EXERCISE GOAL
Return the records exactly as they are.

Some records
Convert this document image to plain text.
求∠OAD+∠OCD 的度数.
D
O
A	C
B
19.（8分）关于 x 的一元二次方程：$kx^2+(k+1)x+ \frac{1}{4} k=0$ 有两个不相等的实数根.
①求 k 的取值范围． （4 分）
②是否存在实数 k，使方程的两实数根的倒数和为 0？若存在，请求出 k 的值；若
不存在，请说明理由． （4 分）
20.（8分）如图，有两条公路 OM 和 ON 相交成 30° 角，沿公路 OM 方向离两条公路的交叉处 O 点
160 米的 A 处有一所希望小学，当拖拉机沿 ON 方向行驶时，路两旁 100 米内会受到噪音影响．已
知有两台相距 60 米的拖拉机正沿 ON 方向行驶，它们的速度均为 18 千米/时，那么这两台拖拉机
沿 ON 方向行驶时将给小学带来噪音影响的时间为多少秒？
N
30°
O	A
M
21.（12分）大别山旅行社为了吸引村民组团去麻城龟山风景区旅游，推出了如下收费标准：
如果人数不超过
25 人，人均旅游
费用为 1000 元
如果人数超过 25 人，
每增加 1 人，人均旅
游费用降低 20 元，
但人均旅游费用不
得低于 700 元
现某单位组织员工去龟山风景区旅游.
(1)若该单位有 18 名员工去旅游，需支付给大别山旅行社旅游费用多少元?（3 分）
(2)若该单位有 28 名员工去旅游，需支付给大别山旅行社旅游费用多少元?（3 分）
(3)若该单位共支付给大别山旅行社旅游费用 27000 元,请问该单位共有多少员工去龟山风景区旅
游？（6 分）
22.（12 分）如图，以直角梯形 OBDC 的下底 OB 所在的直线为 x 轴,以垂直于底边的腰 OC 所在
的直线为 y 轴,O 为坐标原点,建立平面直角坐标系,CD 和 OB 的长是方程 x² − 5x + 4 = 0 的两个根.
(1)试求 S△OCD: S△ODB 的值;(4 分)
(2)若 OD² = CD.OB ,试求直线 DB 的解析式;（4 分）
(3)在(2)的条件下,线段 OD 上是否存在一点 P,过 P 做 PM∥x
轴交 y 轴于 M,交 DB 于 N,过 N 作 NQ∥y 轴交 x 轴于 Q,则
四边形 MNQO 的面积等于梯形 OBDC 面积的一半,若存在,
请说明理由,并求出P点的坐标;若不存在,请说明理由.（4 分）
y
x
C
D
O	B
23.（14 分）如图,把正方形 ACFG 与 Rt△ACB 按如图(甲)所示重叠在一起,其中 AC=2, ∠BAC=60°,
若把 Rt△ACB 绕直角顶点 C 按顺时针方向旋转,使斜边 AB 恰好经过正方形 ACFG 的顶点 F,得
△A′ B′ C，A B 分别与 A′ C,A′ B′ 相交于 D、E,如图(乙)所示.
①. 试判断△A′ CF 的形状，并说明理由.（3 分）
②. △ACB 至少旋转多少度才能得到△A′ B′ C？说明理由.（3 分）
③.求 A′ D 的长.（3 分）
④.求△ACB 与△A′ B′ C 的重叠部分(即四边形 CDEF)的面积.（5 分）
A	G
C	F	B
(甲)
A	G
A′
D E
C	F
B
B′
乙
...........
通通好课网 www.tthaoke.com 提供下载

THE RESPONSE
Convert this document image to plain text.
求∠OAD+∠OCD 的度数.
D
O
A	C
B
19.（8分）关于 x 的一元二次方程：$kx^2+(k+1)x+ \frac{1}{4} k=0$ 有两个不相等的实数根.
①求 k 的取值范围． （4 分）
②是否存在实数 k，使方程的两实数根的倒数和为 0？若存在，请求出 k 的值；若
不存在，请说明理由． （4 分）
20.（8分）如图，有两条公路 OM 和 ON 相交成 30° 角，沿公路 OM 方向离两条公路的交叉处 O 点
160 米的 A 处有一所希望小学，当拖拉机沿 ON 方向行驶时，路两旁 100 米内会受到噪音影响．已
知有两台相距 60 米的拖拉机正沿 ON 方向行驶，它们的速度均为 18 千米/时，那么这两台拖拉机
沿 ON 方向行驶时将给小学带来噪音影响的时间为多少秒？
N
30°
O	A
M
21.（12分）大别山旅行社为了吸引村民组团去麻城龟山风景区旅游，推出了如下收费标准：
如果人数不超过
25 人，人均旅游
费用为 1000 元
如果人数超过 25 人，
每增加 1 人，人均旅
游费用降低 20 元，
但人均旅游费用不
得低于 700 元
现某单位组织员工去龟山风景区旅游.
(1)若该单位有 18 名员工去旅游，需支付给大别山旅行社旅游费用多少元?（3 分）
(2)若该单位有 28 名员工去旅游，需支付给大别山旅行社旅游费用多少元?（3 分）
(3)若该单位共支付给大别山旅行社旅游费用 27000 元,请问该单位共有多少员工去龟山风景区旅
游？（6 分）
22.（12 分）如图，以直角梯形 OBDC 的下底 OB 所在的直线为 x 轴,以垂直于底边的腰 OC 所在
的直线为 y 轴,O 为坐标原点,建立平面直角坐标系,CD 和 OB 的长是方程 x² − 5x + 4 = 0 的两个根.
(1)试求 S△OCD: S△ODB 的值;(4 分)
(2)若 OD² = CD.OB ,试求直线 DB 的解析式;（4 分）
(3)在(2)的条件下,线段 OD 上是否存在一点 P,过 P 做 PM∥x
轴交 y 轴于 M,交 DB 于 N,过 N 作 NQ∥y 轴交 x 轴于 Q,则
四边形 MNQO 的面积等于梯形 OBDC 面积的一半,若存在,
请说明理由,并求出P点的坐标;若不存在,请说明理由.（4 分）
y
x
C
D
O	B
23.（14 分）如图,把正方形 ACFG 与 Rt△ACB 按如图(甲)所示重叠在一起,其中 AC=2, ∠BAC=60°,
若把 Rt△ACB 绕直角顶点 C 按顺时针方向旋转,使斜边 AB 恰好经过正方形 ACFG 的顶点 F,得
△A′ B′ C，A B 分别与 A′ C,A′ B′ 相交于 D、E,如图(乙)所示.
①. 试判断△A′ CF 的形状，并说明理由.（3 分）
②. △ACB 至少旋转多少度才能得到△A′ B′ C？说明理由.（3 分）
③.求 A′ D 的长.（3 分）
④.求△ACB 与△A′ B′ C 的重叠部分(即四边形 CDEF)的面积.（5 分）
A	G
C	F	B
(甲)
A	G
A′
D E
C	F
B
B′
乙
...........
通通好课网 www.tthaoke.com 提供下载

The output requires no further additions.